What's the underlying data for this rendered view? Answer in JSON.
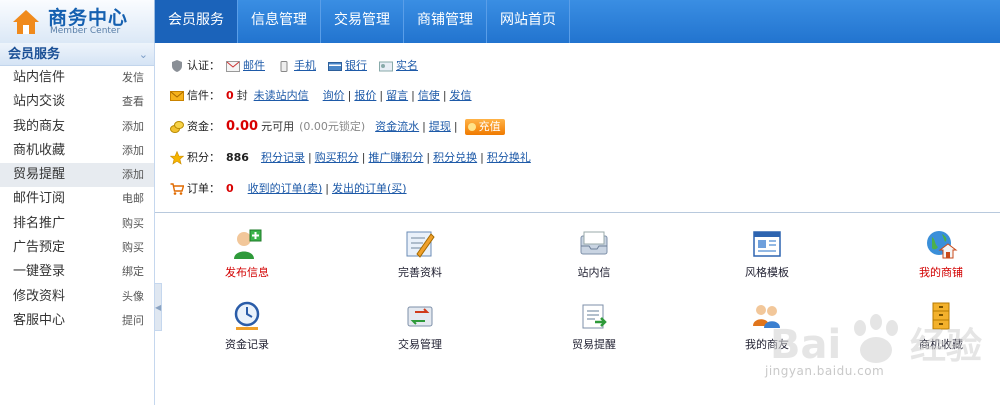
{
  "header": {
    "logo_title": "商务中心",
    "logo_subtitle": "Member Center",
    "nav": [
      {
        "label": "会员服务",
        "active": true
      },
      {
        "label": "信息管理"
      },
      {
        "label": "交易管理"
      },
      {
        "label": "商铺管理"
      },
      {
        "label": "网站首页"
      }
    ]
  },
  "sidebar": {
    "section_title": "会员服务",
    "items": [
      {
        "label": "站内信件",
        "action": "发信"
      },
      {
        "label": "站内交谈",
        "action": "查看"
      },
      {
        "label": "我的商友",
        "action": "添加"
      },
      {
        "label": "商机收藏",
        "action": "添加"
      },
      {
        "label": "贸易提醒",
        "action": "添加",
        "highlighted": true
      },
      {
        "label": "邮件订阅",
        "action": "电邮"
      },
      {
        "label": "排名推广",
        "action": "购买"
      },
      {
        "label": "广告预定",
        "action": "购买"
      },
      {
        "label": "一键登录",
        "action": "绑定"
      },
      {
        "label": "修改资料",
        "action": "头像"
      },
      {
        "label": "客服中心",
        "action": "提问"
      }
    ]
  },
  "info": {
    "auth": {
      "label": "认证：",
      "links": [
        "邮件",
        "手机",
        "银行",
        "实名"
      ]
    },
    "mail": {
      "label": "信件：",
      "count": "0",
      "unit": "封",
      "unread": "未读站内信",
      "links": [
        "询价",
        "报价",
        "留言",
        "信使",
        "发信"
      ]
    },
    "funds": {
      "label": "资金：",
      "amount": "0.00",
      "available": "元可用",
      "locked": "(0.00元锁定)",
      "links": [
        "资金流水",
        "提现"
      ],
      "charge": "充值"
    },
    "points": {
      "label": "积分：",
      "value": "886",
      "links": [
        "积分记录",
        "购买积分",
        "推广赚积分",
        "积分兑换",
        "积分换礼"
      ]
    },
    "orders": {
      "label": "订单：",
      "count": "0",
      "links": [
        "收到的订单(卖)",
        "发出的订单(买)"
      ]
    }
  },
  "grid": [
    {
      "label": "发布信息",
      "icon": "publish-icon",
      "red": true
    },
    {
      "label": "完善资料",
      "icon": "edit-profile-icon"
    },
    {
      "label": "站内信",
      "icon": "inbox-icon"
    },
    {
      "label": "风格模板",
      "icon": "template-icon"
    },
    {
      "label": "我的商铺",
      "icon": "shop-globe-icon",
      "red": true
    },
    {
      "label": "资金记录",
      "icon": "clock-icon"
    },
    {
      "label": "交易管理",
      "icon": "trade-icon"
    },
    {
      "label": "贸易提醒",
      "icon": "reminder-icon"
    },
    {
      "label": "我的商友",
      "icon": "friends-icon"
    },
    {
      "label": "商机收藏",
      "icon": "cabinet-icon"
    }
  ],
  "watermark": {
    "url_text": "jingyan.baidu.com"
  },
  "colors": {
    "nav_bg": "#2274cf",
    "accent_red": "#d80000",
    "link": "#1e5aa8",
    "charge": "#f07a00"
  }
}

Given request:
Write out the records above exactly as they appear, leaving out any pictures.

Correct response:
What's the underlying data for this rendered view? Answer in JSON.
{
  "header": {
    "logo_title": "商务中心",
    "logo_subtitle": "Member Center",
    "nav": [
      {
        "label": "会员服务",
        "active": true
      },
      {
        "label": "信息管理"
      },
      {
        "label": "交易管理"
      },
      {
        "label": "商铺管理"
      },
      {
        "label": "网站首页"
      }
    ]
  },
  "sidebar": {
    "section_title": "会员服务",
    "items": [
      {
        "label": "站内信件",
        "action": "发信"
      },
      {
        "label": "站内交谈",
        "action": "查看"
      },
      {
        "label": "我的商友",
        "action": "添加"
      },
      {
        "label": "商机收藏",
        "action": "添加"
      },
      {
        "label": "贸易提醒",
        "action": "添加",
        "highlighted": true
      },
      {
        "label": "邮件订阅",
        "action": "电邮"
      },
      {
        "label": "排名推广",
        "action": "购买"
      },
      {
        "label": "广告预定",
        "action": "购买"
      },
      {
        "label": "一键登录",
        "action": "绑定"
      },
      {
        "label": "修改资料",
        "action": "头像"
      },
      {
        "label": "客服中心",
        "action": "提问"
      }
    ]
  },
  "info": {
    "auth": {
      "label": "认证：",
      "links": [
        "邮件",
        "手机",
        "银行",
        "实名"
      ]
    },
    "mail": {
      "label": "信件：",
      "count": "0",
      "unit": "封",
      "unread": "未读站内信",
      "links": [
        "询价",
        "报价",
        "留言",
        "信使",
        "发信"
      ]
    },
    "funds": {
      "label": "资金：",
      "amount": "0.00",
      "available": "元可用",
      "locked": "(0.00元锁定)",
      "links": [
        "资金流水",
        "提现"
      ],
      "charge": "充值"
    },
    "points": {
      "label": "积分：",
      "value": "886",
      "links": [
        "积分记录",
        "购买积分",
        "推广赚积分",
        "积分兑换",
        "积分换礼"
      ]
    },
    "orders": {
      "label": "订单：",
      "count": "0",
      "links": [
        "收到的订单(卖)",
        "发出的订单(买)"
      ]
    }
  },
  "grid": [
    {
      "label": "发布信息",
      "icon": "publish-icon",
      "red": true
    },
    {
      "label": "完善资料",
      "icon": "edit-profile-icon"
    },
    {
      "label": "站内信",
      "icon": "inbox-icon"
    },
    {
      "label": "风格模板",
      "icon": "template-icon"
    },
    {
      "label": "我的商铺",
      "icon": "shop-globe-icon",
      "red": true
    },
    {
      "label": "资金记录",
      "icon": "clock-icon"
    },
    {
      "label": "交易管理",
      "icon": "trade-icon"
    },
    {
      "label": "贸易提醒",
      "icon": "reminder-icon"
    },
    {
      "label": "我的商友",
      "icon": "friends-icon"
    },
    {
      "label": "商机收藏",
      "icon": "cabinet-icon"
    }
  ],
  "watermark": {
    "url_text": "jingyan.baidu.com"
  },
  "colors": {
    "nav_bg": "#2274cf",
    "accent_red": "#d80000",
    "link": "#1e5aa8",
    "charge": "#f07a00"
  }
}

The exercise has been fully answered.